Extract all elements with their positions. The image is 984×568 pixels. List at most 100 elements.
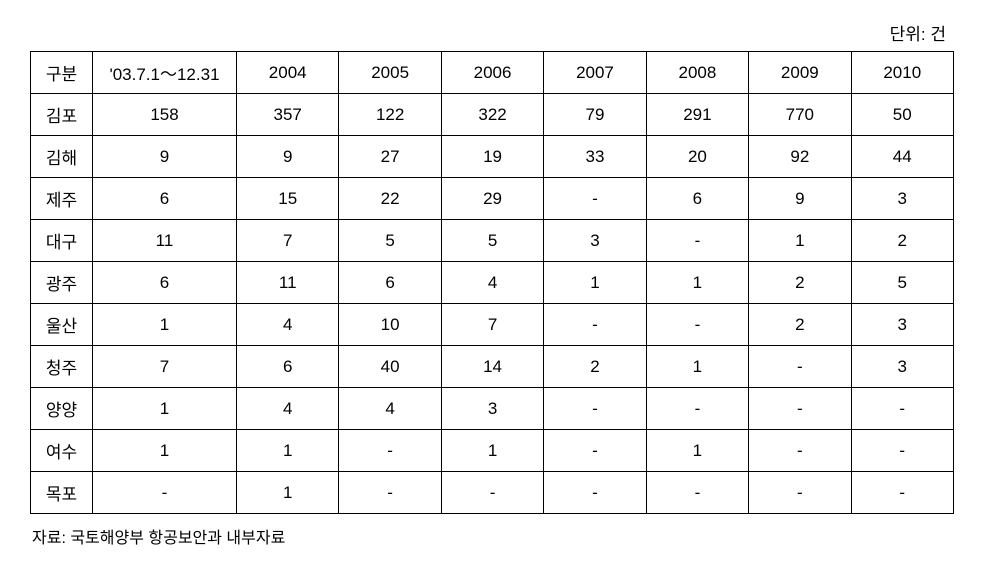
data-cell: 7 xyxy=(441,304,543,346)
row-label: 목포 xyxy=(31,472,93,514)
table-row: 김해99271933209244 xyxy=(31,136,954,178)
data-cell: 1 xyxy=(441,430,543,472)
data-cell: 6 xyxy=(93,262,237,304)
data-cell: - xyxy=(441,472,543,514)
row-label: 대구 xyxy=(31,220,93,262)
data-cell: - xyxy=(646,388,748,430)
data-cell: - xyxy=(646,472,748,514)
data-cell: - xyxy=(339,430,441,472)
data-cell: 4 xyxy=(339,388,441,430)
data-cell: 3 xyxy=(851,178,953,220)
data-cell: 9 xyxy=(93,136,237,178)
column-header: 2006 xyxy=(441,52,543,94)
data-cell: 6 xyxy=(93,178,237,220)
data-cell: - xyxy=(544,430,646,472)
data-cell: 19 xyxy=(441,136,543,178)
column-header: 2004 xyxy=(237,52,339,94)
data-cell: - xyxy=(646,304,748,346)
table-row: 대구117553-12 xyxy=(31,220,954,262)
data-cell: 1 xyxy=(544,262,646,304)
table-row: 여수11-1-1-- xyxy=(31,430,954,472)
table-row: 김포1583571223227929177050 xyxy=(31,94,954,136)
data-cell: 22 xyxy=(339,178,441,220)
column-header: 2008 xyxy=(646,52,748,94)
data-cell: 1 xyxy=(237,472,339,514)
data-cell: 5 xyxy=(851,262,953,304)
data-cell: - xyxy=(749,388,851,430)
data-cell: 3 xyxy=(544,220,646,262)
row-label: 울산 xyxy=(31,304,93,346)
data-cell: 4 xyxy=(237,388,339,430)
data-cell: - xyxy=(544,304,646,346)
data-cell: 1 xyxy=(93,388,237,430)
data-cell: 1 xyxy=(93,430,237,472)
data-cell: - xyxy=(544,472,646,514)
column-header: 2009 xyxy=(749,52,851,94)
data-cell: 357 xyxy=(237,94,339,136)
data-cell: - xyxy=(749,472,851,514)
column-header: 2007 xyxy=(544,52,646,94)
table-row: 울산14107--23 xyxy=(31,304,954,346)
table-row: 목포-1------ xyxy=(31,472,954,514)
data-cell: 10 xyxy=(339,304,441,346)
data-cell: 4 xyxy=(441,262,543,304)
data-cell: 9 xyxy=(749,178,851,220)
table-row: 청주76401421-3 xyxy=(31,346,954,388)
data-cell: - xyxy=(749,430,851,472)
row-label: 광주 xyxy=(31,262,93,304)
data-cell: - xyxy=(851,430,953,472)
data-cell: 1 xyxy=(237,430,339,472)
data-cell: 122 xyxy=(339,94,441,136)
data-cell: 6 xyxy=(646,178,748,220)
table-header-row: 구분 '03.7.1～12.31 2004 2005 2006 2007 200… xyxy=(31,52,954,94)
column-header: '03.7.1～12.31 xyxy=(93,52,237,94)
data-cell: 79 xyxy=(544,94,646,136)
data-cell: 6 xyxy=(339,262,441,304)
data-cell: 29 xyxy=(441,178,543,220)
data-cell: 33 xyxy=(544,136,646,178)
data-table: 구분 '03.7.1～12.31 2004 2005 2006 2007 200… xyxy=(30,51,954,514)
data-cell: 11 xyxy=(93,220,237,262)
data-cell: 770 xyxy=(749,94,851,136)
data-cell: 4 xyxy=(237,304,339,346)
data-cell: 158 xyxy=(93,94,237,136)
data-cell: 5 xyxy=(441,220,543,262)
column-header: 2005 xyxy=(339,52,441,94)
data-cell: 44 xyxy=(851,136,953,178)
data-cell: - xyxy=(544,178,646,220)
data-cell: 1 xyxy=(646,346,748,388)
row-label: 김포 xyxy=(31,94,93,136)
table-body: 김포1583571223227929177050김해99271933209244… xyxy=(31,94,954,514)
data-cell: 2 xyxy=(749,262,851,304)
source-label: 자료: 국토해양부 항공보안과 내부자료 xyxy=(30,524,954,548)
row-label: 김해 xyxy=(31,136,93,178)
data-cell: - xyxy=(851,472,953,514)
data-cell: 1 xyxy=(646,262,748,304)
data-cell: 11 xyxy=(237,262,339,304)
data-cell: - xyxy=(339,472,441,514)
table-row: 제주6152229-693 xyxy=(31,178,954,220)
data-cell: 6 xyxy=(237,346,339,388)
row-label: 청주 xyxy=(31,346,93,388)
data-cell: 9 xyxy=(237,136,339,178)
table-row: 광주611641125 xyxy=(31,262,954,304)
data-cell: 14 xyxy=(441,346,543,388)
data-cell: - xyxy=(93,472,237,514)
data-cell: 3 xyxy=(851,304,953,346)
data-cell: 2 xyxy=(851,220,953,262)
data-cell: 7 xyxy=(237,220,339,262)
data-cell: 20 xyxy=(646,136,748,178)
data-cell: - xyxy=(851,388,953,430)
data-cell: 1 xyxy=(93,304,237,346)
row-label: 여수 xyxy=(31,430,93,472)
data-cell: - xyxy=(646,220,748,262)
data-cell: 322 xyxy=(441,94,543,136)
column-header: 구분 xyxy=(31,52,93,94)
data-cell: 7 xyxy=(93,346,237,388)
data-cell: 2 xyxy=(749,304,851,346)
data-cell: 1 xyxy=(646,430,748,472)
data-cell: 27 xyxy=(339,136,441,178)
unit-label: 단위: 건 xyxy=(30,20,954,45)
data-cell: 291 xyxy=(646,94,748,136)
data-cell: - xyxy=(749,346,851,388)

Exercise prompt:
Please reproduce the listing above line for line, leaving out the pictures.

Response:
Extract all elements with their positions. The image is 984×568 pixels. List at most 100 elements.
data-cell: 7 xyxy=(441,304,543,346)
row-label: 목포 xyxy=(31,472,93,514)
table-row: 김해99271933209244 xyxy=(31,136,954,178)
data-cell: 1 xyxy=(441,430,543,472)
data-cell: 6 xyxy=(93,262,237,304)
data-cell: - xyxy=(441,472,543,514)
row-label: 대구 xyxy=(31,220,93,262)
data-cell: - xyxy=(646,388,748,430)
data-cell: - xyxy=(646,472,748,514)
data-cell: - xyxy=(339,430,441,472)
data-cell: 4 xyxy=(339,388,441,430)
data-cell: 3 xyxy=(851,178,953,220)
data-cell: 9 xyxy=(93,136,237,178)
column-header: 2006 xyxy=(441,52,543,94)
data-cell: 6 xyxy=(93,178,237,220)
data-cell: - xyxy=(544,430,646,472)
data-cell: 19 xyxy=(441,136,543,178)
column-header: 2004 xyxy=(237,52,339,94)
data-cell: - xyxy=(646,304,748,346)
table-row: 대구117553-12 xyxy=(31,220,954,262)
data-cell: 1 xyxy=(544,262,646,304)
table-row: 여수11-1-1-- xyxy=(31,430,954,472)
table-row: 김포1583571223227929177050 xyxy=(31,94,954,136)
data-cell: 22 xyxy=(339,178,441,220)
column-header: 2008 xyxy=(646,52,748,94)
data-cell: 1 xyxy=(237,472,339,514)
data-cell: 5 xyxy=(851,262,953,304)
data-cell: - xyxy=(749,388,851,430)
data-cell: 3 xyxy=(544,220,646,262)
row-label: 울산 xyxy=(31,304,93,346)
data-cell: 4 xyxy=(237,388,339,430)
data-cell: - xyxy=(544,304,646,346)
data-cell: 1 xyxy=(93,388,237,430)
data-cell: 1 xyxy=(93,430,237,472)
data-cell: - xyxy=(544,472,646,514)
column-header: 2009 xyxy=(749,52,851,94)
data-cell: 357 xyxy=(237,94,339,136)
data-cell: - xyxy=(749,472,851,514)
column-header: 2007 xyxy=(544,52,646,94)
table-row: 울산14107--23 xyxy=(31,304,954,346)
table-row: 목포-1------ xyxy=(31,472,954,514)
data-cell: 10 xyxy=(339,304,441,346)
data-cell: 4 xyxy=(441,262,543,304)
data-cell: 9 xyxy=(749,178,851,220)
table-row: 청주76401421-3 xyxy=(31,346,954,388)
data-cell: - xyxy=(749,430,851,472)
row-label: 광주 xyxy=(31,262,93,304)
data-cell: - xyxy=(851,430,953,472)
data-cell: 1 xyxy=(237,430,339,472)
data-cell: 122 xyxy=(339,94,441,136)
data-cell: 6 xyxy=(646,178,748,220)
table-header-row: 구분 '03.7.1～12.31 2004 2005 2006 2007 200… xyxy=(31,52,954,94)
column-header: '03.7.1～12.31 xyxy=(93,52,237,94)
data-cell: 79 xyxy=(544,94,646,136)
data-cell: 6 xyxy=(339,262,441,304)
data-cell: 29 xyxy=(441,178,543,220)
data-cell: 33 xyxy=(544,136,646,178)
data-table: 구분 '03.7.1～12.31 2004 2005 2006 2007 200… xyxy=(30,51,954,514)
data-cell: 11 xyxy=(93,220,237,262)
data-cell: 770 xyxy=(749,94,851,136)
data-cell: 4 xyxy=(237,304,339,346)
data-cell: 158 xyxy=(93,94,237,136)
data-cell: 5 xyxy=(441,220,543,262)
column-header: 2005 xyxy=(339,52,441,94)
data-cell: 44 xyxy=(851,136,953,178)
data-cell: - xyxy=(544,178,646,220)
data-cell: 1 xyxy=(646,346,748,388)
row-label: 김포 xyxy=(31,94,93,136)
table-body: 김포1583571223227929177050김해99271933209244… xyxy=(31,94,954,514)
data-cell: 2 xyxy=(749,262,851,304)
source-label: 자료: 국토해양부 항공보안과 내부자료 xyxy=(30,524,954,548)
row-label: 김해 xyxy=(31,136,93,178)
data-cell: - xyxy=(851,472,953,514)
data-cell: 1 xyxy=(646,262,748,304)
data-cell: 11 xyxy=(237,262,339,304)
data-cell: - xyxy=(339,472,441,514)
table-row: 제주6152229-693 xyxy=(31,178,954,220)
data-cell: 6 xyxy=(237,346,339,388)
row-label: 청주 xyxy=(31,346,93,388)
data-cell: 9 xyxy=(237,136,339,178)
table-row: 광주611641125 xyxy=(31,262,954,304)
data-cell: 14 xyxy=(441,346,543,388)
data-cell: - xyxy=(93,472,237,514)
data-cell: 3 xyxy=(851,304,953,346)
data-cell: 2 xyxy=(851,220,953,262)
data-cell: 7 xyxy=(237,220,339,262)
data-cell: 20 xyxy=(646,136,748,178)
data-cell: - xyxy=(851,388,953,430)
data-cell: 1 xyxy=(93,304,237,346)
row-label: 여수 xyxy=(31,430,93,472)
data-cell: - xyxy=(646,220,748,262)
data-cell: 322 xyxy=(441,94,543,136)
column-header: 구분 xyxy=(31,52,93,94)
data-cell: 7 xyxy=(93,346,237,388)
data-cell: 2 xyxy=(749,304,851,346)
data-cell: 1 xyxy=(646,430,748,472)
data-cell: 27 xyxy=(339,136,441,178)
unit-label: 단위: 건 xyxy=(30,20,954,45)
data-cell: 291 xyxy=(646,94,748,136)
data-cell: - xyxy=(749,346,851,388)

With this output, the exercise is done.